Bounding-box entries ::
******************************
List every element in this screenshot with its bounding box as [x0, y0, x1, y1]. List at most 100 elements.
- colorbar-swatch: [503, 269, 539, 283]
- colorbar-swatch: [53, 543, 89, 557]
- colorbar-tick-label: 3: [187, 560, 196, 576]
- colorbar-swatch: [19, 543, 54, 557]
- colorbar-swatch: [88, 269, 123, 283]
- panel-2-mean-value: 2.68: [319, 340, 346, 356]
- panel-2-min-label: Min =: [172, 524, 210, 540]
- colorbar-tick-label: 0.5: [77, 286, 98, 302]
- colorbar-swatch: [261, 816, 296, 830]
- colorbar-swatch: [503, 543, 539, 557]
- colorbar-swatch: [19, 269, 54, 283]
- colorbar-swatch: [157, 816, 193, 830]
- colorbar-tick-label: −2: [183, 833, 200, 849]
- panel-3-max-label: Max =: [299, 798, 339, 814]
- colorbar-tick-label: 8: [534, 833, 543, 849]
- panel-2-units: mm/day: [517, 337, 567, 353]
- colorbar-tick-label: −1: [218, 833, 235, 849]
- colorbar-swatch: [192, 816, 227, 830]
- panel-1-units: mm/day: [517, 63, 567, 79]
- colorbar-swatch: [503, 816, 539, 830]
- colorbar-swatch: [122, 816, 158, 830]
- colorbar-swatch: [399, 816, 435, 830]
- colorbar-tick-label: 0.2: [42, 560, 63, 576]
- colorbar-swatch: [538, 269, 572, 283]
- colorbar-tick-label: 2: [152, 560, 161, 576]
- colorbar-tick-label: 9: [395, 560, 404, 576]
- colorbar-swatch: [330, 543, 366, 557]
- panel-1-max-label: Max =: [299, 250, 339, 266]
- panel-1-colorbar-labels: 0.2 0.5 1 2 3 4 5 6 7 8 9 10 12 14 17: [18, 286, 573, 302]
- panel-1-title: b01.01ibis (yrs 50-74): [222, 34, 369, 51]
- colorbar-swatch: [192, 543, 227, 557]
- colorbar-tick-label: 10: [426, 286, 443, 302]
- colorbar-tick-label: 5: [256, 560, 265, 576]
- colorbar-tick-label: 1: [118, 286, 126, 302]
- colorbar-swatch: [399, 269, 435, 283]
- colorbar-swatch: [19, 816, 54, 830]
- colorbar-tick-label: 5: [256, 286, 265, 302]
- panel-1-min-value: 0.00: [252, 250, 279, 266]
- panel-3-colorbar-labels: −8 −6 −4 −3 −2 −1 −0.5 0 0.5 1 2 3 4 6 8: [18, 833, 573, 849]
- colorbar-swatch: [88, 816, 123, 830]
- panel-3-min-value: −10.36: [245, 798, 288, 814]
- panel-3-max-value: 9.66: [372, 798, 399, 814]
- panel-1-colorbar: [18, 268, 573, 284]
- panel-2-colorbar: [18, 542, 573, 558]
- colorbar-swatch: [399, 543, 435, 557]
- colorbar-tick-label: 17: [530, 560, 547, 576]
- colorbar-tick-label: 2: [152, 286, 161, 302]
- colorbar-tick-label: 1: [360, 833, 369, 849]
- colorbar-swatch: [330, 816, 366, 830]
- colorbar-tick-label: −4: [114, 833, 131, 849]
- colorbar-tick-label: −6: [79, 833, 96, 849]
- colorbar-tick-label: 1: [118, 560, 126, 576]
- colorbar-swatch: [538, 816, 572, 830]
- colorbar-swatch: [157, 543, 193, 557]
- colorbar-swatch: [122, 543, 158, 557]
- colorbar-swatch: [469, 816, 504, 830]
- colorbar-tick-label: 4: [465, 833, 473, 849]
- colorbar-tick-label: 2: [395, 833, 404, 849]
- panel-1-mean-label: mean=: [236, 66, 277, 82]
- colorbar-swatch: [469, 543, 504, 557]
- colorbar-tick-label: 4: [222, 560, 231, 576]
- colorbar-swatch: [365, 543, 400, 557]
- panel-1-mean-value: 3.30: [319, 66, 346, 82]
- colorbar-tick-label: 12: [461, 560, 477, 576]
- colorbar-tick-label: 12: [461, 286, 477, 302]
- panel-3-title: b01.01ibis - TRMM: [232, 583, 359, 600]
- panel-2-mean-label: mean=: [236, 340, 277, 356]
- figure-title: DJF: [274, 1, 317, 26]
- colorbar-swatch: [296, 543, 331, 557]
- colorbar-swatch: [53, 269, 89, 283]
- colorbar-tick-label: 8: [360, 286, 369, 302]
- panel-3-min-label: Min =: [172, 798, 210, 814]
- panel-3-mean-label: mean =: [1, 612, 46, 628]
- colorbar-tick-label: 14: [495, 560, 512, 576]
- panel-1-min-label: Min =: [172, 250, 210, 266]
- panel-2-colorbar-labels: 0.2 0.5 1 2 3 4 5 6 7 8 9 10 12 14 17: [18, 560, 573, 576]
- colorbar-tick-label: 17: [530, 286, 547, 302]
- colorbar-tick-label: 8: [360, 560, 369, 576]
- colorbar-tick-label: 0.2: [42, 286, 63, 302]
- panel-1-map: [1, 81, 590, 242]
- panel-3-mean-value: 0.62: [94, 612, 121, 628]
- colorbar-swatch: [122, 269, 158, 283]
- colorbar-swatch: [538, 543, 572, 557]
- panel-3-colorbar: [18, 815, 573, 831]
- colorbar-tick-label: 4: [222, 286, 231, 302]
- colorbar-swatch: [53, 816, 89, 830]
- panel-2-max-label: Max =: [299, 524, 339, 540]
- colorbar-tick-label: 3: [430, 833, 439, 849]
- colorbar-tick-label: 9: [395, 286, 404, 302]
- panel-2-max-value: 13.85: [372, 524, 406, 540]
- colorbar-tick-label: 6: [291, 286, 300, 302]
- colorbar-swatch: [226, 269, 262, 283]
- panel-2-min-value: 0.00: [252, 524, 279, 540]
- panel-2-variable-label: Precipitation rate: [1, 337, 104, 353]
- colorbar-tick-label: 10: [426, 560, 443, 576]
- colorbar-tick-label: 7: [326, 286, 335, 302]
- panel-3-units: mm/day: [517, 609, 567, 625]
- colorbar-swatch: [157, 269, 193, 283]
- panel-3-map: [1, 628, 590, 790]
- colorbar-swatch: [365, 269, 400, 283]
******************************
GIVEN REQUEST :: Please copy every line of the records above verbatim, from the first line through the last.

WORKED SOLUTION ::
List every element in this screenshot with its bounding box as [x0, y0, x1, y1]. List at most 100 elements.
- colorbar-swatch: [503, 269, 539, 283]
- colorbar-swatch: [53, 543, 89, 557]
- colorbar-tick-label: 3: [187, 560, 196, 576]
- colorbar-swatch: [19, 543, 54, 557]
- colorbar-swatch: [88, 269, 123, 283]
- panel-2-mean-value: 2.68: [319, 340, 346, 356]
- panel-2-min-label: Min =: [172, 524, 210, 540]
- colorbar-tick-label: 0.5: [77, 286, 98, 302]
- colorbar-swatch: [261, 816, 296, 830]
- colorbar-swatch: [503, 543, 539, 557]
- colorbar-swatch: [19, 269, 54, 283]
- colorbar-swatch: [157, 816, 193, 830]
- colorbar-tick-label: −2: [183, 833, 200, 849]
- panel-3-max-label: Max =: [299, 798, 339, 814]
- colorbar-tick-label: 8: [534, 833, 543, 849]
- panel-2-units: mm/day: [517, 337, 567, 353]
- colorbar-tick-label: −1: [218, 833, 235, 849]
- colorbar-swatch: [192, 816, 227, 830]
- panel-1-units: mm/day: [517, 63, 567, 79]
- colorbar-swatch: [503, 816, 539, 830]
- colorbar-swatch: [122, 816, 158, 830]
- colorbar-swatch: [399, 816, 435, 830]
- colorbar-tick-label: 0.2: [42, 560, 63, 576]
- colorbar-swatch: [538, 269, 572, 283]
- colorbar-tick-label: 2: [152, 560, 161, 576]
- colorbar-tick-label: 9: [395, 560, 404, 576]
- colorbar-swatch: [330, 543, 366, 557]
- panel-1-max-label: Max =: [299, 250, 339, 266]
- panel-1-colorbar-labels: 0.2 0.5 1 2 3 4 5 6 7 8 9 10 12 14 17: [18, 286, 573, 302]
- panel-1-title: b01.01ibis (yrs 50-74): [222, 34, 369, 51]
- colorbar-swatch: [192, 543, 227, 557]
- colorbar-tick-label: 10: [426, 286, 443, 302]
- colorbar-tick-label: 5: [256, 560, 265, 576]
- colorbar-tick-label: 1: [118, 286, 126, 302]
- colorbar-swatch: [399, 269, 435, 283]
- colorbar-swatch: [19, 816, 54, 830]
- colorbar-tick-label: 5: [256, 286, 265, 302]
- panel-1-min-value: 0.00: [252, 250, 279, 266]
- panel-3-colorbar-labels: −8 −6 −4 −3 −2 −1 −0.5 0 0.5 1 2 3 4 6 8: [18, 833, 573, 849]
- colorbar-swatch: [88, 816, 123, 830]
- panel-3-min-value: −10.36: [245, 798, 288, 814]
- panel-3-max-value: 9.66: [372, 798, 399, 814]
- panel-1-colorbar: [18, 268, 573, 284]
- panel-2-colorbar: [18, 542, 573, 558]
- colorbar-swatch: [399, 543, 435, 557]
- colorbar-tick-label: 17: [530, 560, 547, 576]
- colorbar-tick-label: 2: [152, 286, 161, 302]
- colorbar-tick-label: 1: [360, 833, 369, 849]
- colorbar-swatch: [330, 816, 366, 830]
- colorbar-tick-label: −4: [114, 833, 131, 849]
- colorbar-tick-label: −6: [79, 833, 96, 849]
- colorbar-tick-label: 1: [118, 560, 126, 576]
- colorbar-swatch: [538, 816, 572, 830]
- colorbar-swatch: [157, 543, 193, 557]
- colorbar-swatch: [122, 543, 158, 557]
- colorbar-swatch: [469, 816, 504, 830]
- colorbar-tick-label: 4: [465, 833, 473, 849]
- colorbar-tick-label: 2: [395, 833, 404, 849]
- panel-1-mean-label: mean=: [236, 66, 277, 82]
- colorbar-swatch: [469, 543, 504, 557]
- colorbar-tick-label: 4: [222, 560, 231, 576]
- colorbar-swatch: [365, 543, 400, 557]
- panel-1-mean-value: 3.30: [319, 66, 346, 82]
- colorbar-tick-label: 12: [461, 560, 477, 576]
- colorbar-tick-label: 12: [461, 286, 477, 302]
- panel-3-title: b01.01ibis - TRMM: [232, 583, 359, 600]
- panel-2-mean-label: mean=: [236, 340, 277, 356]
- figure-title: DJF: [274, 1, 317, 26]
- colorbar-swatch: [296, 543, 331, 557]
- colorbar-swatch: [53, 269, 89, 283]
- colorbar-tick-label: 8: [360, 286, 369, 302]
- panel-3-min-label: Min =: [172, 798, 210, 814]
- panel-3-mean-label: mean =: [1, 612, 46, 628]
- colorbar-tick-label: 14: [495, 560, 512, 576]
- panel-1-min-label: Min =: [172, 250, 210, 266]
- panel-2-colorbar-labels: 0.2 0.5 1 2 3 4 5 6 7 8 9 10 12 14 17: [18, 560, 573, 576]
- colorbar-tick-label: 17: [530, 286, 547, 302]
- colorbar-tick-label: 8: [360, 560, 369, 576]
- colorbar-tick-label: 0.2: [42, 286, 63, 302]
- panel-1-map: [1, 81, 590, 242]
- panel-3-mean-value: 0.62: [94, 612, 121, 628]
- colorbar-swatch: [122, 269, 158, 283]
- colorbar-swatch: [538, 543, 572, 557]
- panel-3-colorbar: [18, 815, 573, 831]
- colorbar-tick-label: 4: [222, 286, 231, 302]
- colorbar-swatch: [53, 816, 89, 830]
- panel-2-max-label: Max =: [299, 524, 339, 540]
- colorbar-tick-label: 3: [430, 833, 439, 849]
- colorbar-tick-label: 9: [395, 286, 404, 302]
- panel-2-max-value: 13.85: [372, 524, 406, 540]
- colorbar-tick-label: 6: [291, 286, 300, 302]
- colorbar-swatch: [226, 269, 262, 283]
- panel-2-min-value: 0.00: [252, 524, 279, 540]
- panel-2-variable-label: Precipitation rate: [1, 337, 104, 353]
- colorbar-tick-label: 10: [426, 560, 443, 576]
- colorbar-tick-label: 7: [326, 286, 335, 302]
- panel-3-units: mm/day: [517, 609, 567, 625]
- colorbar-swatch: [157, 269, 193, 283]
- panel-3-map: [1, 628, 590, 790]
- colorbar-swatch: [365, 269, 400, 283]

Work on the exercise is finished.